■ **WHAT TO WORK ON**
Please transcribe the listing below in full and word for word, without its pictures.

+ + +

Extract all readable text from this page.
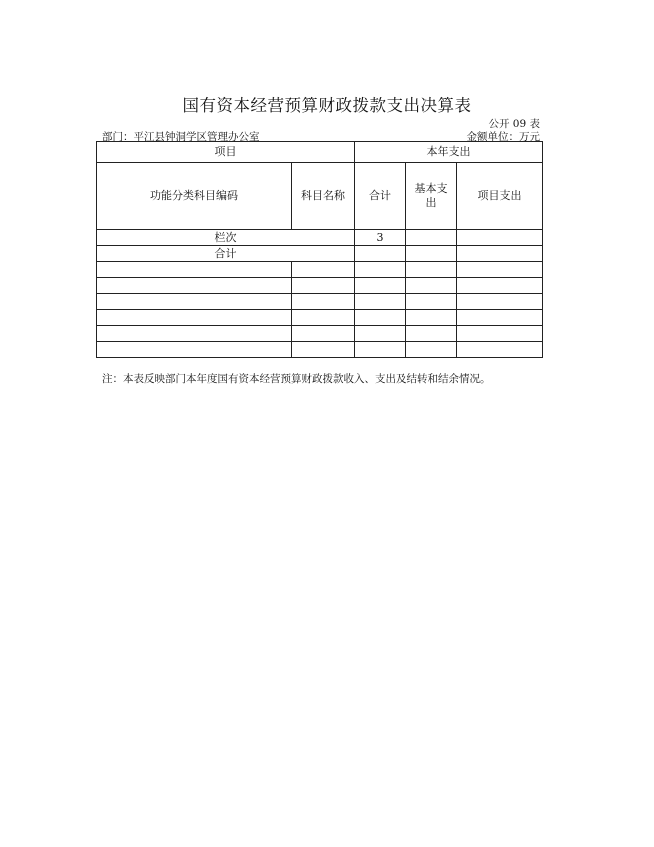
国有资本经营预算财政拨款支出决算表
公开 09 表
部门：平江县钟洞学区管理办公室	金额单位：万元
项目		本年支出		
功能分类科目编码	科目名称	合计	基本支出	项目支出
栏次		3		
合计				

注：本表反映部门本年度国有资本经营预算财政拨款收入、支出及结转和结余情况。
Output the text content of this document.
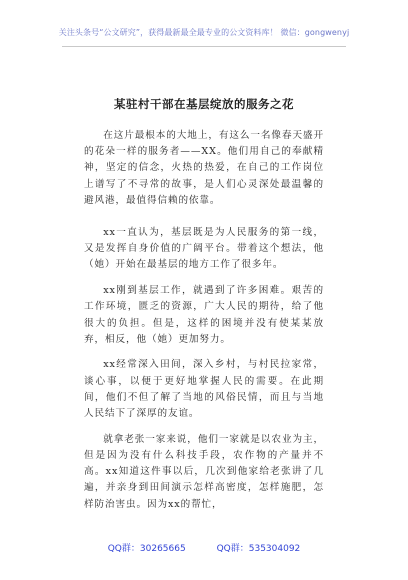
关注头条号“公文研究”，获得最新最全最专业的公文资料库！ 微信：gongwenyj
某驻村干部在基层绽放的服务之花

在这片最根本的大地上，有这么一名像春天盛开的花朵一样的服务者——XX。他们用自己的奉献精神，坚定的信念，火热的热爱，在自己的工作岗位上谱写了不寻常的故事，是人们心灵深处最温馨的避风港，最值得信赖的依靠。

xx一直认为，基层既是为人民服务的第一线，又是发挥自身价值的广阔平台。带着这个想法，他（她）开始在最基层的地方工作了很多年。

xx刚到基层工作，就遇到了许多困难。艰苦的工作环境，匮乏的资源，广大人民的期待，给了他很大的负担。但是，这样的困境并没有使某某放弃，相反，他（她）更加努力。

xx经常深入田间，深入乡村，与村民拉家常，谈心事，以便于更好地掌握人民的需要。在此期间，他们不但了解了当地的风俗民情，而且与当地人民结下了深厚的友谊。

就拿老张一家来说，他们一家就是以农业为主，但是因为没有什么科技手段，农作物的产量并不高。xx知道这件事以后，几次到他家给老张讲了几遍，并亲身到田间演示怎样高密度，怎样施肥，怎样防治害虫。因为xx的帮忙，

QQ群：30265665	QQ群：535304092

+ + +

■ **EXPECTED OUTPUT**
Extract all readable text from this page.
国有资本经营预算财政拨款支出决算表
公开 09 表
部门：平江县钟洞学区管理办公室	金额单位：万元
项目		本年支出		
功能分类科目编码	科目名称	合计	基本支出	项目支出
栏次		3		
合计				

注：本表反映部门本年度国有资本经营预算财政拨款收入、支出及结转和结余情况。
Output the text content of this document.
关注头条号“公文研究”，获得最新最全最专业的公文资料库！ 微信：gongwenyj
某驻村干部在基层绽放的服务之花

在这片最根本的大地上，有这么一名像春天盛开的花朵一样的服务者——XX。他们用自己的奉献精神，坚定的信念，火热的热爱，在自己的工作岗位上谱写了不寻常的故事，是人们心灵深处最温馨的避风港，最值得信赖的依靠。

xx一直认为，基层既是为人民服务的第一线，又是发挥自身价值的广阔平台。带着这个想法，他（她）开始在最基层的地方工作了很多年。

xx刚到基层工作，就遇到了许多困难。艰苦的工作环境，匮乏的资源，广大人民的期待，给了他很大的负担。但是，这样的困境并没有使某某放弃，相反，他（她）更加努力。

xx经常深入田间，深入乡村，与村民拉家常，谈心事，以便于更好地掌握人民的需要。在此期间，他们不但了解了当地的风俗民情，而且与当地人民结下了深厚的友谊。

就拿老张一家来说，他们一家就是以农业为主，但是因为没有什么科技手段，农作物的产量并不高。xx知道这件事以后，几次到他家给老张讲了几遍，并亲身到田间演示怎样高密度，怎样施肥，怎样防治害虫。因为xx的帮忙，

QQ群：30265665	QQ群：535304092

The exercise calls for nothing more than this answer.